§ **INPUT FOR THIS TASK**
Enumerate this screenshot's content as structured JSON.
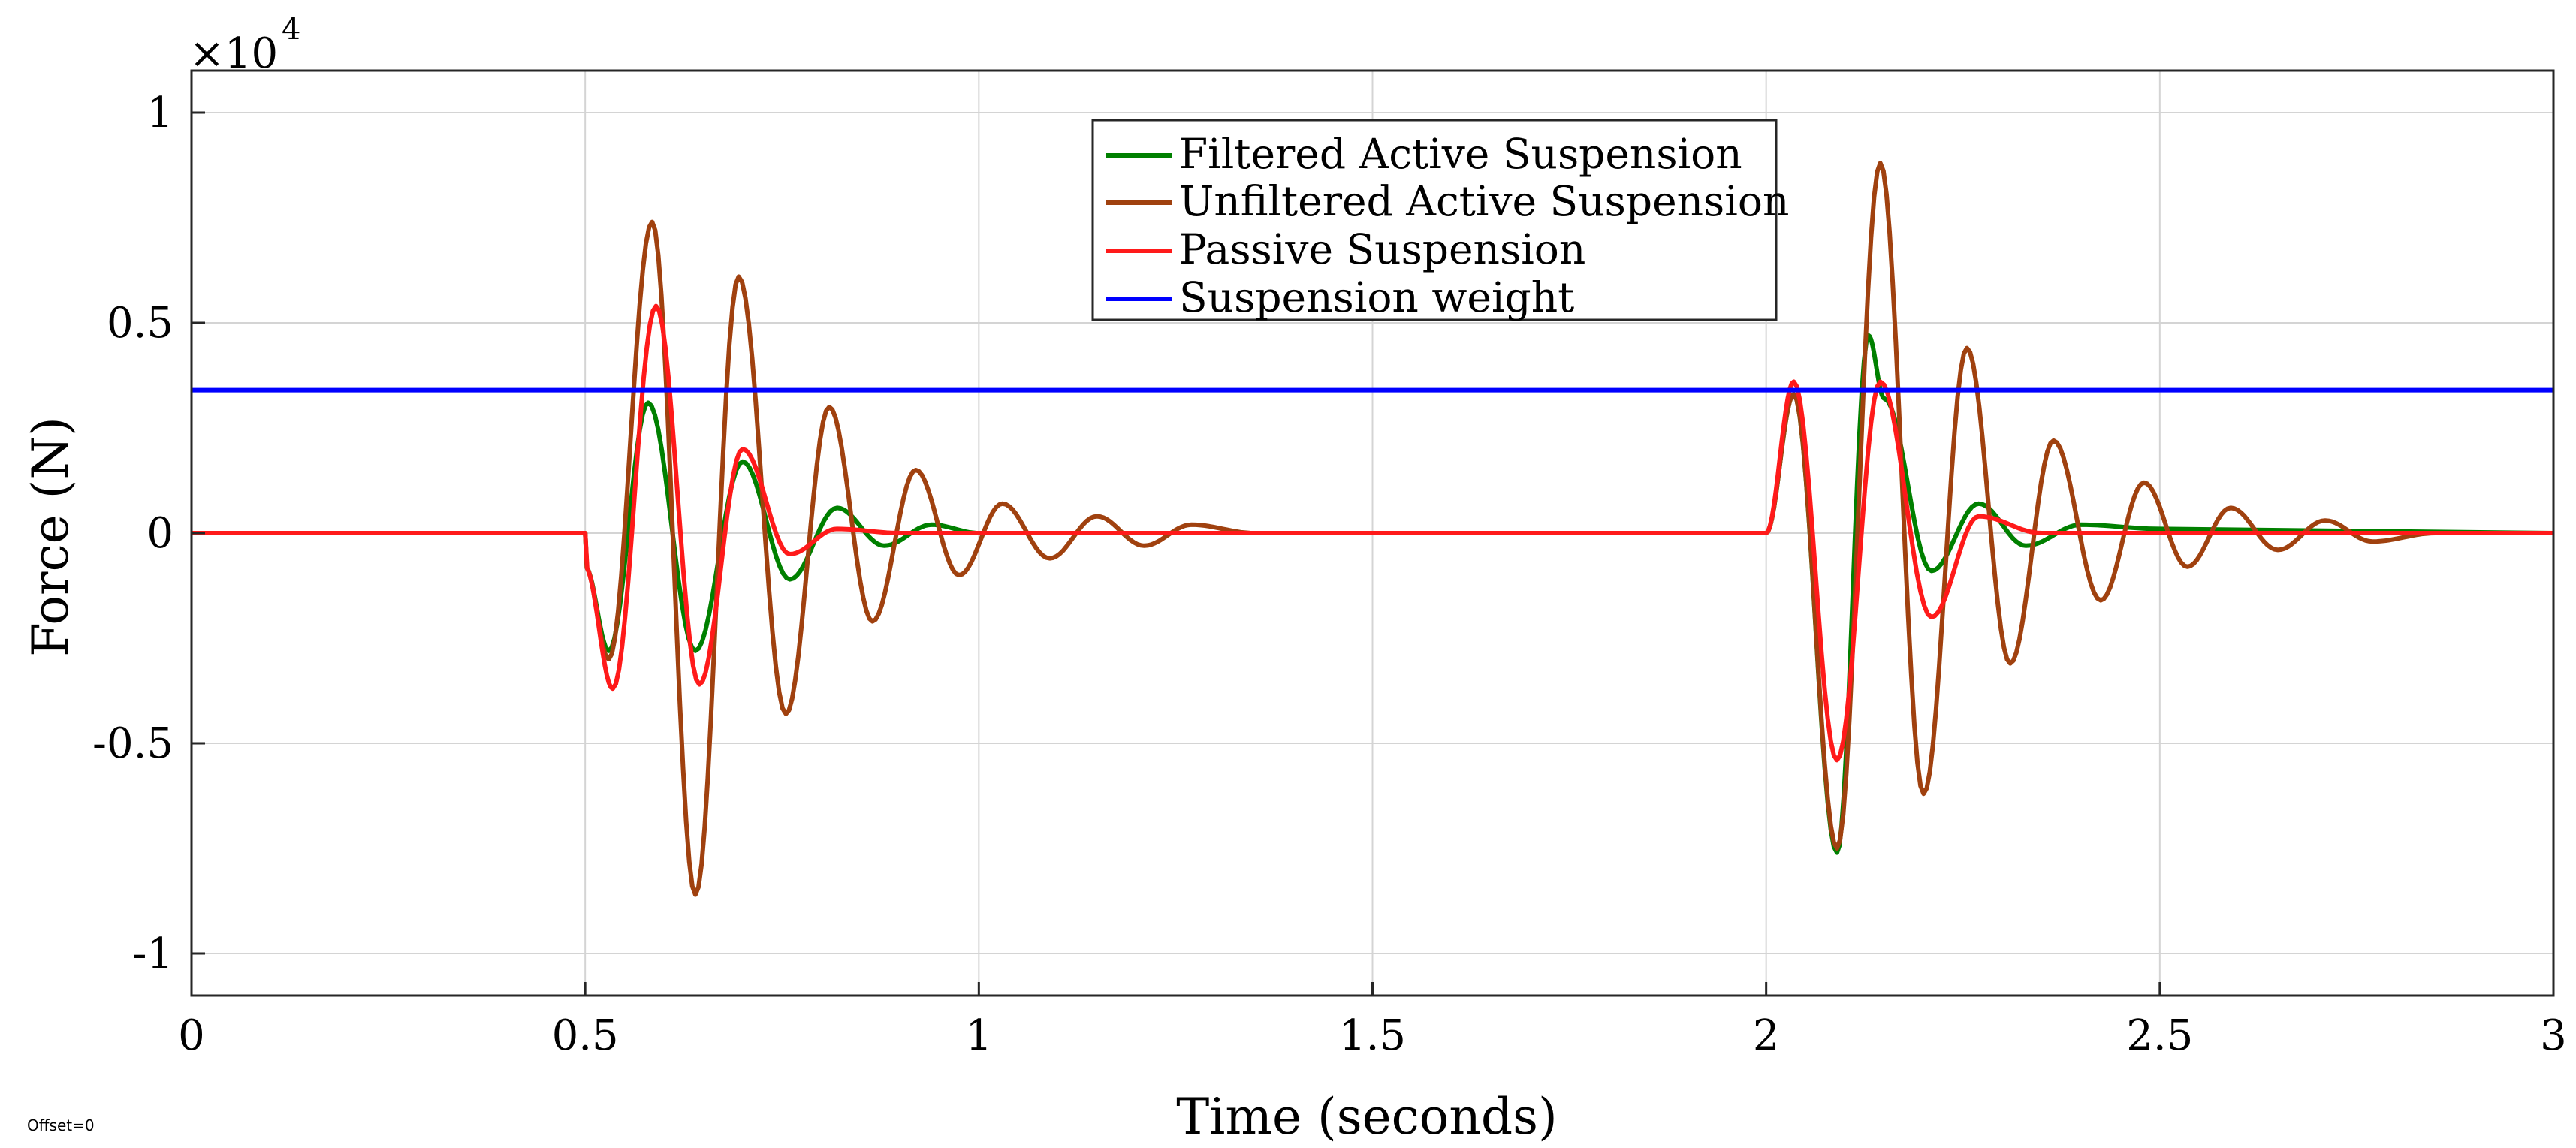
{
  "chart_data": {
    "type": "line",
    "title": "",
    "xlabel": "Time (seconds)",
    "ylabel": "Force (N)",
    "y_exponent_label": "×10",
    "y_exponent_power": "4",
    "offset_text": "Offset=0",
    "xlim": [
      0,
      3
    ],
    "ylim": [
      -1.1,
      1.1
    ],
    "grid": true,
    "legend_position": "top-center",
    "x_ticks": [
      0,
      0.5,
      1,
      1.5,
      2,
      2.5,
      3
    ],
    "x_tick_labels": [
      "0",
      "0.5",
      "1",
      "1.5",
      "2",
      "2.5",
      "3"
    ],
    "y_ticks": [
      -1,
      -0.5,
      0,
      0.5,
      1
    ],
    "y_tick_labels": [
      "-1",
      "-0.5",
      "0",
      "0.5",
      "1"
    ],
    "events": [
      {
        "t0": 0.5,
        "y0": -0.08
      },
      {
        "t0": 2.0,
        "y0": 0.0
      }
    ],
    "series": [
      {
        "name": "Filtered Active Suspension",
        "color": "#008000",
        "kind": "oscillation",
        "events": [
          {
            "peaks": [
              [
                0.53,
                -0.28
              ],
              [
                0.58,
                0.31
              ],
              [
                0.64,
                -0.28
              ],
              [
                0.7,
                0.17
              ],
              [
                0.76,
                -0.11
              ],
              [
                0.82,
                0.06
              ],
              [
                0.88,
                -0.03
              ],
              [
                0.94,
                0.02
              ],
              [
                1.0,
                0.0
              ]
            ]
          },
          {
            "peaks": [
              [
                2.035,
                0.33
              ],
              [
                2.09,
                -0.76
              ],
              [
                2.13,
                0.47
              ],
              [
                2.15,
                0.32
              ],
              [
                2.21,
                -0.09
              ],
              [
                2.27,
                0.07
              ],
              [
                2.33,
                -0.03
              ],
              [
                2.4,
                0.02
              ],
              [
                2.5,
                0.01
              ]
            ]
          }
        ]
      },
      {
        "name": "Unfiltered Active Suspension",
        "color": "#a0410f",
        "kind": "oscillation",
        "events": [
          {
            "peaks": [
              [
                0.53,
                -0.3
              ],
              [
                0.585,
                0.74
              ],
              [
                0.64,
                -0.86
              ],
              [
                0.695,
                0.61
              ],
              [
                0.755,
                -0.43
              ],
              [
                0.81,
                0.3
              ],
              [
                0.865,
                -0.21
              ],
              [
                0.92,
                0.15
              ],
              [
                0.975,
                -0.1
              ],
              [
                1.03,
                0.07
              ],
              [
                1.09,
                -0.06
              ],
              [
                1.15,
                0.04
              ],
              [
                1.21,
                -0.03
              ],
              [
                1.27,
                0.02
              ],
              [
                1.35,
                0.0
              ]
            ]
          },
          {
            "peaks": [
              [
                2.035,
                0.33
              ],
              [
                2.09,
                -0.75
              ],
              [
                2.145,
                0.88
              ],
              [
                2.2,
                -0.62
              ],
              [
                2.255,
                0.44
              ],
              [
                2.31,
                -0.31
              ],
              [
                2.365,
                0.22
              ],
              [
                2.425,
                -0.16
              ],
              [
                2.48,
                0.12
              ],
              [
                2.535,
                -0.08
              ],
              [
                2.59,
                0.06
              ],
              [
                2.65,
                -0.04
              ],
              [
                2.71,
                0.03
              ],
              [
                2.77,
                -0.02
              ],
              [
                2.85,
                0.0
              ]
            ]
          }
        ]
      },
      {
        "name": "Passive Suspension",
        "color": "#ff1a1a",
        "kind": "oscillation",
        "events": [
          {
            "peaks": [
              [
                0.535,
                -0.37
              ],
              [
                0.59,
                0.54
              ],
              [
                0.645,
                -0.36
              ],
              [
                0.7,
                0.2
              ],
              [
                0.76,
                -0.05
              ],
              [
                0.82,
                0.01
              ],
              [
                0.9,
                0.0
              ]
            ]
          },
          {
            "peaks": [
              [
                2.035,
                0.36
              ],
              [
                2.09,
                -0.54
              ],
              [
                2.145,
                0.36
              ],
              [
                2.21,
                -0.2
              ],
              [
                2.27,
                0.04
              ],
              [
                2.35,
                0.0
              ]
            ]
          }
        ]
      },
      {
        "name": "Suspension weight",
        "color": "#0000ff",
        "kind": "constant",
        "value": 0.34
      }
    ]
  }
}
--
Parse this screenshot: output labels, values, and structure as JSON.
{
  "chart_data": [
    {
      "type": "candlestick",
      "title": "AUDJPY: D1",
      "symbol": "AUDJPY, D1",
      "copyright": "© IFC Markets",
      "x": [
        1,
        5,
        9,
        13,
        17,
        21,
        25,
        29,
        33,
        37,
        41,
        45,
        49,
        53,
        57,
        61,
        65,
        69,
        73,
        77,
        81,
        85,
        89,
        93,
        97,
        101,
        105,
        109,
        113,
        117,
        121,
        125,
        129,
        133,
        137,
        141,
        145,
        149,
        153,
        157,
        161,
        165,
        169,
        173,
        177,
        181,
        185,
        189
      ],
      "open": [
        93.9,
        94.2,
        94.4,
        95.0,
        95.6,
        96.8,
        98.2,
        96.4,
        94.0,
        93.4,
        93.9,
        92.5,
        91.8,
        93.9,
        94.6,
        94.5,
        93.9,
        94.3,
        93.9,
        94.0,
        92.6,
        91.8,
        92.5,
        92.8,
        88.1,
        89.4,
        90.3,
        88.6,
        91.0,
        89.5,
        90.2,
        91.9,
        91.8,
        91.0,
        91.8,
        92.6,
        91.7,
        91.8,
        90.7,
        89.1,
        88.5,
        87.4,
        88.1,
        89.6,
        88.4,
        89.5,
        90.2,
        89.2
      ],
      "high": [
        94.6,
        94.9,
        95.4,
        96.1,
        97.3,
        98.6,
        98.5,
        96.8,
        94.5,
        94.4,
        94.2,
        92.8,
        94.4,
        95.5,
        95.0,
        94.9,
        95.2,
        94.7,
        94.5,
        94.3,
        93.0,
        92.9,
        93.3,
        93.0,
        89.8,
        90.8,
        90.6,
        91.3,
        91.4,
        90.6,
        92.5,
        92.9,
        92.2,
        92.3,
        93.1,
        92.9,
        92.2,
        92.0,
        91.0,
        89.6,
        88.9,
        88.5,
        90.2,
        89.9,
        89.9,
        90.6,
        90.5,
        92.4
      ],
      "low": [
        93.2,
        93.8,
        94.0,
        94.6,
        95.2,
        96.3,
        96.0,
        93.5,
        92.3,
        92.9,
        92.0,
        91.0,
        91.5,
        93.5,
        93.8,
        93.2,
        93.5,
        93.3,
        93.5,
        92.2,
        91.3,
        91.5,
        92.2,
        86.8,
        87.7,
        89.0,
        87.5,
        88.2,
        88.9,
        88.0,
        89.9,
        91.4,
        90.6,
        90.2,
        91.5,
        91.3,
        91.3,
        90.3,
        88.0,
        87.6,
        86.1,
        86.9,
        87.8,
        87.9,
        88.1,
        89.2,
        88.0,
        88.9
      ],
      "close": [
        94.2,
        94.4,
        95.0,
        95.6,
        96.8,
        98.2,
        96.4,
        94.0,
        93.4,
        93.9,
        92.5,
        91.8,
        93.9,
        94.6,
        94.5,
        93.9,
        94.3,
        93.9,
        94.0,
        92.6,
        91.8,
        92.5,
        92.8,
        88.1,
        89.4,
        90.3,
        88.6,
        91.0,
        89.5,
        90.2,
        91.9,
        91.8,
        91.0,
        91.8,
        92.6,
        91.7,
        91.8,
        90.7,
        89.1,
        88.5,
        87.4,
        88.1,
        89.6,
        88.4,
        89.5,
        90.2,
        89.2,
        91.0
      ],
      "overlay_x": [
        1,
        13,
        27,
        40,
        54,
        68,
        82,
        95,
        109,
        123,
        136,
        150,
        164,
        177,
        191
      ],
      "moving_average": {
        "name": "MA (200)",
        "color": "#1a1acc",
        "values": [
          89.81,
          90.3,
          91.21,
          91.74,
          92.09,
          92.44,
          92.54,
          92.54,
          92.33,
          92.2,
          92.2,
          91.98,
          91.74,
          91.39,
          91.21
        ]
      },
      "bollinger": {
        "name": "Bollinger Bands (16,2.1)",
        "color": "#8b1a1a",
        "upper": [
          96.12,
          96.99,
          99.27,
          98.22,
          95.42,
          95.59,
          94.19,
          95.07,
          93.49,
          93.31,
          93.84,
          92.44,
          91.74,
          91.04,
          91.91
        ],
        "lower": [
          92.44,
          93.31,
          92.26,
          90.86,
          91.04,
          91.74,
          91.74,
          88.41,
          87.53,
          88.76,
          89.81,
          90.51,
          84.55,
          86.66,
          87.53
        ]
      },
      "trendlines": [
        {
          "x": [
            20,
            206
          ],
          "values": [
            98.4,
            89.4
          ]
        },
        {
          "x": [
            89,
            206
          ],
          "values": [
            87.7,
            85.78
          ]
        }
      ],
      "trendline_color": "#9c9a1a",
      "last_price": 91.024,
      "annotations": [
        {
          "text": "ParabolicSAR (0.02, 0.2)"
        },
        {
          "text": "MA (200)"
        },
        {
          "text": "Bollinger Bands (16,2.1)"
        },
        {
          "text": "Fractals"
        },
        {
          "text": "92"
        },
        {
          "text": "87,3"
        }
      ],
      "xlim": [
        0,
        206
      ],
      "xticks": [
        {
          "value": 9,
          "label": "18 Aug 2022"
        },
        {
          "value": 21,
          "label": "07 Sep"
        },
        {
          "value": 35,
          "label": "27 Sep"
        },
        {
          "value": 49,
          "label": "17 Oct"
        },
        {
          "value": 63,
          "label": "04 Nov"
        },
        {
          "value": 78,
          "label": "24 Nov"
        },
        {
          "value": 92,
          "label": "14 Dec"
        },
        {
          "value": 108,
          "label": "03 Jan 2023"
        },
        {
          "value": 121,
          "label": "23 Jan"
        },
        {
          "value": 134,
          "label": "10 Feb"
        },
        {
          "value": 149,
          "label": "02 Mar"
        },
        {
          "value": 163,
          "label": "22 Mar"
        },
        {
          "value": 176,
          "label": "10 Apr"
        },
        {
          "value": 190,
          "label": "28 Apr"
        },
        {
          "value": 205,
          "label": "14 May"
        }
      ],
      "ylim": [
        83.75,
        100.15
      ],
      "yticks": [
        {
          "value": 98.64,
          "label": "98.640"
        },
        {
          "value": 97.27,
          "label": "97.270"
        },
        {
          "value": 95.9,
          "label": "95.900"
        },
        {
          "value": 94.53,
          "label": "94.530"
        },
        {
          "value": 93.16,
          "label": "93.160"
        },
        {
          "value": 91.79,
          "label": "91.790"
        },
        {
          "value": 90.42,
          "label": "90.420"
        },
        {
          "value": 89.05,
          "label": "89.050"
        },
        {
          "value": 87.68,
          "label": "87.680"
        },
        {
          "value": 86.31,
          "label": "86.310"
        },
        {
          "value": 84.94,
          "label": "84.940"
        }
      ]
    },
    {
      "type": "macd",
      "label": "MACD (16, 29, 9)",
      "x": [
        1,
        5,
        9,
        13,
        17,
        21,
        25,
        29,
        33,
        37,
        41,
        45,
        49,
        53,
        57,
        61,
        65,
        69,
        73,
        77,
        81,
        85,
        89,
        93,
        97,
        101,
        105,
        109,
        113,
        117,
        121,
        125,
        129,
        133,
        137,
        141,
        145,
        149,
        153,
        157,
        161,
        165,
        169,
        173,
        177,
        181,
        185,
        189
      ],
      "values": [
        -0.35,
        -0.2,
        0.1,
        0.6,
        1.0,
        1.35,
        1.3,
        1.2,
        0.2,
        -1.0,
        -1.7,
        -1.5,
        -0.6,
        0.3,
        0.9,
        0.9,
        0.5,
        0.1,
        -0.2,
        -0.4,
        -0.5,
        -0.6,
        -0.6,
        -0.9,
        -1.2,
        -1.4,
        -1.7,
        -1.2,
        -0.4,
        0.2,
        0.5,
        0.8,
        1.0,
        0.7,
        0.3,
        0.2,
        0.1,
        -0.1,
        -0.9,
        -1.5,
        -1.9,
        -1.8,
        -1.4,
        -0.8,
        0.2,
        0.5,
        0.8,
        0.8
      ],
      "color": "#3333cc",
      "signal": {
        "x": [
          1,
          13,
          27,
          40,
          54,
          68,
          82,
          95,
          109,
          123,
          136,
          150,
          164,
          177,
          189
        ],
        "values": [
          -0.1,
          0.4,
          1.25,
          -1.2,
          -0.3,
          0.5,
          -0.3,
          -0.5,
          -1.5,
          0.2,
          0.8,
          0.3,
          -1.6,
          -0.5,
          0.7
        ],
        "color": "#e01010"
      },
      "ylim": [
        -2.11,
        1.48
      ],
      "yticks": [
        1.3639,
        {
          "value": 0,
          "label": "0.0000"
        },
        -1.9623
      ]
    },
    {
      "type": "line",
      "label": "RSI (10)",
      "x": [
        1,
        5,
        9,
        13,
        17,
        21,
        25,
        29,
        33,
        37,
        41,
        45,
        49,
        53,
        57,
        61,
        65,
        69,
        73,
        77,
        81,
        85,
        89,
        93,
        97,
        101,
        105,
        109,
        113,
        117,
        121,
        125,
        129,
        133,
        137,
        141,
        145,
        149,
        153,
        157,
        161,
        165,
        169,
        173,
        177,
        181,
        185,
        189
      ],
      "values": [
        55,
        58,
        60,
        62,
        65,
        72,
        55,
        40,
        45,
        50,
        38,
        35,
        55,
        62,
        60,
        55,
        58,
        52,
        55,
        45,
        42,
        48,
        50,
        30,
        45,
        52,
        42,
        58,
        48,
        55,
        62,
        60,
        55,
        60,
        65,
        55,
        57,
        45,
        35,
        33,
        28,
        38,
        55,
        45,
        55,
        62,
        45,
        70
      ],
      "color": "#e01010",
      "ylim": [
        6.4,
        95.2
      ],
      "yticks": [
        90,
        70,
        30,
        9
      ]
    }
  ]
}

§ **EXERCISE PROMPT**
Pick each line holding the word "type" out of the data and copy it.

§ **ANSWER TO THE PROBLEM**
    "type": "line",
      "type": "candlestick",
      "type": "macd",
      "type": "line",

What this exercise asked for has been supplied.